Extracted records:
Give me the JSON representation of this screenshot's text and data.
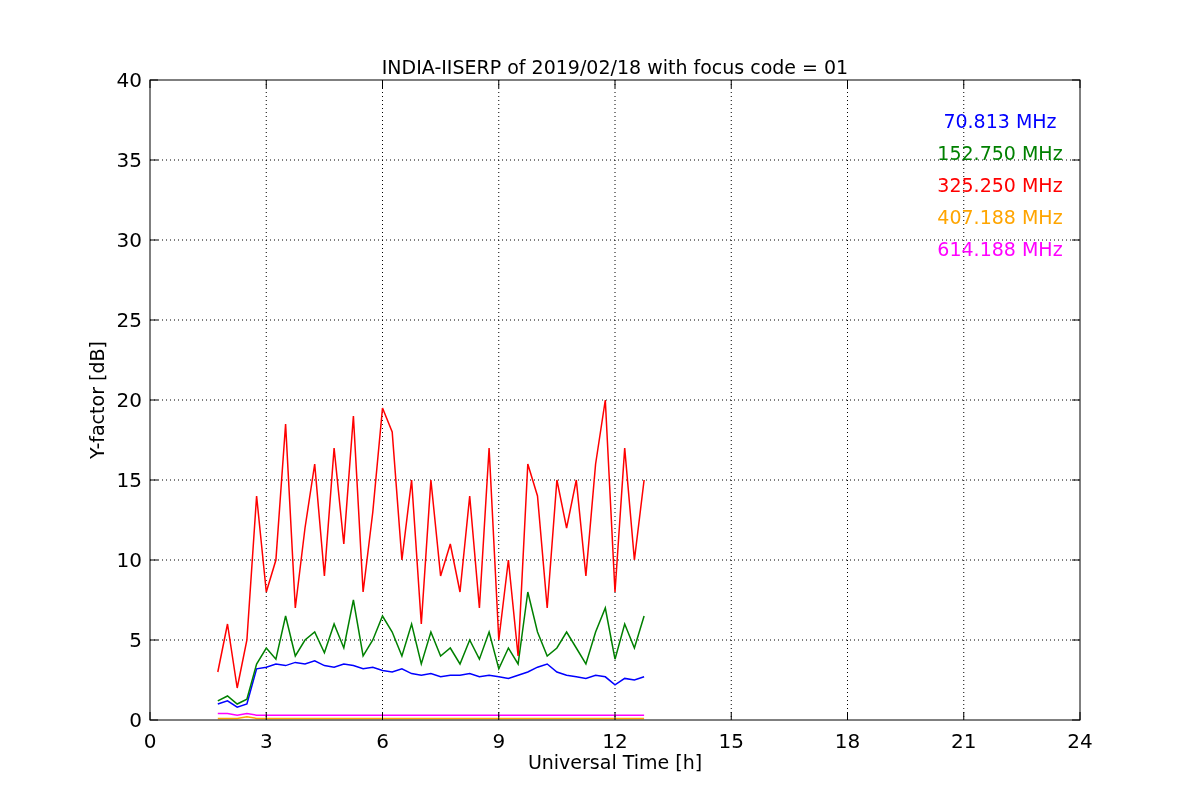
{
  "chart_data": {
    "type": "line",
    "title": "INDIA-IISERP of 2019/02/18 with focus code = 01",
    "xlabel": "Universal Time [h]",
    "ylabel": "Y-factor [dB]",
    "xlim": [
      0,
      24
    ],
    "ylim": [
      0,
      40
    ],
    "xticks": [
      0,
      3,
      6,
      9,
      12,
      15,
      18,
      21,
      24
    ],
    "yticks": [
      0,
      5,
      10,
      15,
      20,
      25,
      30,
      35,
      40
    ],
    "grid": true,
    "x": [
      1.75,
      2.0,
      2.25,
      2.5,
      2.75,
      3.0,
      3.25,
      3.5,
      3.75,
      4.0,
      4.25,
      4.5,
      4.75,
      5.0,
      5.25,
      5.5,
      5.75,
      6.0,
      6.25,
      6.5,
      6.75,
      7.0,
      7.25,
      7.5,
      7.75,
      8.0,
      8.25,
      8.5,
      8.75,
      9.0,
      9.25,
      9.5,
      9.75,
      10.0,
      10.25,
      10.5,
      10.75,
      11.0,
      11.25,
      11.5,
      11.75,
      12.0,
      12.25,
      12.5,
      12.75
    ],
    "series": [
      {
        "name": "70.813 MHz",
        "color": "#0000ff",
        "values": [
          1.0,
          1.2,
          0.8,
          1.0,
          3.2,
          3.3,
          3.5,
          3.4,
          3.6,
          3.5,
          3.7,
          3.4,
          3.3,
          3.5,
          3.4,
          3.2,
          3.3,
          3.1,
          3.0,
          3.2,
          2.9,
          2.8,
          2.9,
          2.7,
          2.8,
          2.8,
          2.9,
          2.7,
          2.8,
          2.7,
          2.6,
          2.8,
          3.0,
          3.3,
          3.5,
          3.0,
          2.8,
          2.7,
          2.6,
          2.8,
          2.7,
          2.2,
          2.6,
          2.5,
          2.7
        ]
      },
      {
        "name": "152.750 MHz",
        "color": "#008000",
        "values": [
          1.2,
          1.5,
          1.0,
          1.3,
          3.5,
          4.5,
          3.8,
          6.5,
          4.0,
          5.0,
          5.5,
          4.2,
          6.0,
          4.5,
          7.5,
          4.0,
          5.0,
          6.5,
          5.5,
          4.0,
          6.0,
          3.5,
          5.5,
          4.0,
          4.5,
          3.5,
          5.0,
          3.8,
          5.5,
          3.2,
          4.5,
          3.5,
          8.0,
          5.5,
          4.0,
          4.5,
          5.5,
          4.5,
          3.5,
          5.5,
          7.0,
          3.8,
          6.0,
          4.5,
          6.5
        ]
      },
      {
        "name": "325.250 MHz",
        "color": "#ff0000",
        "values": [
          3.0,
          6.0,
          2.0,
          5.0,
          14.0,
          8.0,
          10.0,
          18.5,
          7.0,
          12.0,
          16.0,
          9.0,
          17.0,
          11.0,
          19.0,
          8.0,
          13.0,
          19.5,
          18.0,
          10.0,
          15.0,
          6.0,
          15.0,
          9.0,
          11.0,
          8.0,
          14.0,
          7.0,
          17.0,
          5.0,
          10.0,
          4.0,
          16.0,
          14.0,
          7.0,
          15.0,
          12.0,
          15.0,
          9.0,
          16.0,
          20.0,
          8.0,
          17.0,
          10.0,
          15.0
        ]
      },
      {
        "name": "407.188 MHz",
        "color": "#ffa500",
        "values": [
          0.1,
          0.1,
          0.1,
          0.2,
          0.1,
          0.1,
          0.1,
          0.1,
          0.1,
          0.1,
          0.1,
          0.1,
          0.1,
          0.1,
          0.1,
          0.1,
          0.1,
          0.1,
          0.1,
          0.1,
          0.1,
          0.1,
          0.1,
          0.1,
          0.1,
          0.1,
          0.1,
          0.1,
          0.1,
          0.1,
          0.1,
          0.1,
          0.1,
          0.1,
          0.1,
          0.1,
          0.1,
          0.1,
          0.1,
          0.1,
          0.1,
          0.1,
          0.1,
          0.1,
          0.1
        ]
      },
      {
        "name": "614.188 MHz",
        "color": "#ff00ff",
        "values": [
          0.4,
          0.4,
          0.3,
          0.4,
          0.3,
          0.3,
          0.3,
          0.3,
          0.3,
          0.3,
          0.3,
          0.3,
          0.3,
          0.3,
          0.3,
          0.3,
          0.3,
          0.3,
          0.3,
          0.3,
          0.3,
          0.3,
          0.3,
          0.3,
          0.3,
          0.3,
          0.3,
          0.3,
          0.3,
          0.3,
          0.3,
          0.3,
          0.3,
          0.3,
          0.3,
          0.3,
          0.3,
          0.3,
          0.3,
          0.3,
          0.3,
          0.3,
          0.3,
          0.3,
          0.3
        ]
      }
    ]
  }
}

__Required task__. Each entry shown above must be quoted exactly, with its pictures left out.

__Exercise solution__.
Give me the JSON representation of this screenshot's text and data.
{
  "chart_data": {
    "type": "line",
    "title": "INDIA-IISERP of 2019/02/18 with focus code = 01",
    "xlabel": "Universal Time [h]",
    "ylabel": "Y-factor [dB]",
    "xlim": [
      0,
      24
    ],
    "ylim": [
      0,
      40
    ],
    "xticks": [
      0,
      3,
      6,
      9,
      12,
      15,
      18,
      21,
      24
    ],
    "yticks": [
      0,
      5,
      10,
      15,
      20,
      25,
      30,
      35,
      40
    ],
    "grid": true,
    "x": [
      1.75,
      2.0,
      2.25,
      2.5,
      2.75,
      3.0,
      3.25,
      3.5,
      3.75,
      4.0,
      4.25,
      4.5,
      4.75,
      5.0,
      5.25,
      5.5,
      5.75,
      6.0,
      6.25,
      6.5,
      6.75,
      7.0,
      7.25,
      7.5,
      7.75,
      8.0,
      8.25,
      8.5,
      8.75,
      9.0,
      9.25,
      9.5,
      9.75,
      10.0,
      10.25,
      10.5,
      10.75,
      11.0,
      11.25,
      11.5,
      11.75,
      12.0,
      12.25,
      12.5,
      12.75
    ],
    "series": [
      {
        "name": "70.813 MHz",
        "color": "#0000ff",
        "values": [
          1.0,
          1.2,
          0.8,
          1.0,
          3.2,
          3.3,
          3.5,
          3.4,
          3.6,
          3.5,
          3.7,
          3.4,
          3.3,
          3.5,
          3.4,
          3.2,
          3.3,
          3.1,
          3.0,
          3.2,
          2.9,
          2.8,
          2.9,
          2.7,
          2.8,
          2.8,
          2.9,
          2.7,
          2.8,
          2.7,
          2.6,
          2.8,
          3.0,
          3.3,
          3.5,
          3.0,
          2.8,
          2.7,
          2.6,
          2.8,
          2.7,
          2.2,
          2.6,
          2.5,
          2.7
        ]
      },
      {
        "name": "152.750 MHz",
        "color": "#008000",
        "values": [
          1.2,
          1.5,
          1.0,
          1.3,
          3.5,
          4.5,
          3.8,
          6.5,
          4.0,
          5.0,
          5.5,
          4.2,
          6.0,
          4.5,
          7.5,
          4.0,
          5.0,
          6.5,
          5.5,
          4.0,
          6.0,
          3.5,
          5.5,
          4.0,
          4.5,
          3.5,
          5.0,
          3.8,
          5.5,
          3.2,
          4.5,
          3.5,
          8.0,
          5.5,
          4.0,
          4.5,
          5.5,
          4.5,
          3.5,
          5.5,
          7.0,
          3.8,
          6.0,
          4.5,
          6.5
        ]
      },
      {
        "name": "325.250 MHz",
        "color": "#ff0000",
        "values": [
          3.0,
          6.0,
          2.0,
          5.0,
          14.0,
          8.0,
          10.0,
          18.5,
          7.0,
          12.0,
          16.0,
          9.0,
          17.0,
          11.0,
          19.0,
          8.0,
          13.0,
          19.5,
          18.0,
          10.0,
          15.0,
          6.0,
          15.0,
          9.0,
          11.0,
          8.0,
          14.0,
          7.0,
          17.0,
          5.0,
          10.0,
          4.0,
          16.0,
          14.0,
          7.0,
          15.0,
          12.0,
          15.0,
          9.0,
          16.0,
          20.0,
          8.0,
          17.0,
          10.0,
          15.0
        ]
      },
      {
        "name": "407.188 MHz",
        "color": "#ffa500",
        "values": [
          0.1,
          0.1,
          0.1,
          0.2,
          0.1,
          0.1,
          0.1,
          0.1,
          0.1,
          0.1,
          0.1,
          0.1,
          0.1,
          0.1,
          0.1,
          0.1,
          0.1,
          0.1,
          0.1,
          0.1,
          0.1,
          0.1,
          0.1,
          0.1,
          0.1,
          0.1,
          0.1,
          0.1,
          0.1,
          0.1,
          0.1,
          0.1,
          0.1,
          0.1,
          0.1,
          0.1,
          0.1,
          0.1,
          0.1,
          0.1,
          0.1,
          0.1,
          0.1,
          0.1,
          0.1
        ]
      },
      {
        "name": "614.188 MHz",
        "color": "#ff00ff",
        "values": [
          0.4,
          0.4,
          0.3,
          0.4,
          0.3,
          0.3,
          0.3,
          0.3,
          0.3,
          0.3,
          0.3,
          0.3,
          0.3,
          0.3,
          0.3,
          0.3,
          0.3,
          0.3,
          0.3,
          0.3,
          0.3,
          0.3,
          0.3,
          0.3,
          0.3,
          0.3,
          0.3,
          0.3,
          0.3,
          0.3,
          0.3,
          0.3,
          0.3,
          0.3,
          0.3,
          0.3,
          0.3,
          0.3,
          0.3,
          0.3,
          0.3,
          0.3,
          0.3,
          0.3,
          0.3
        ]
      }
    ]
  }
}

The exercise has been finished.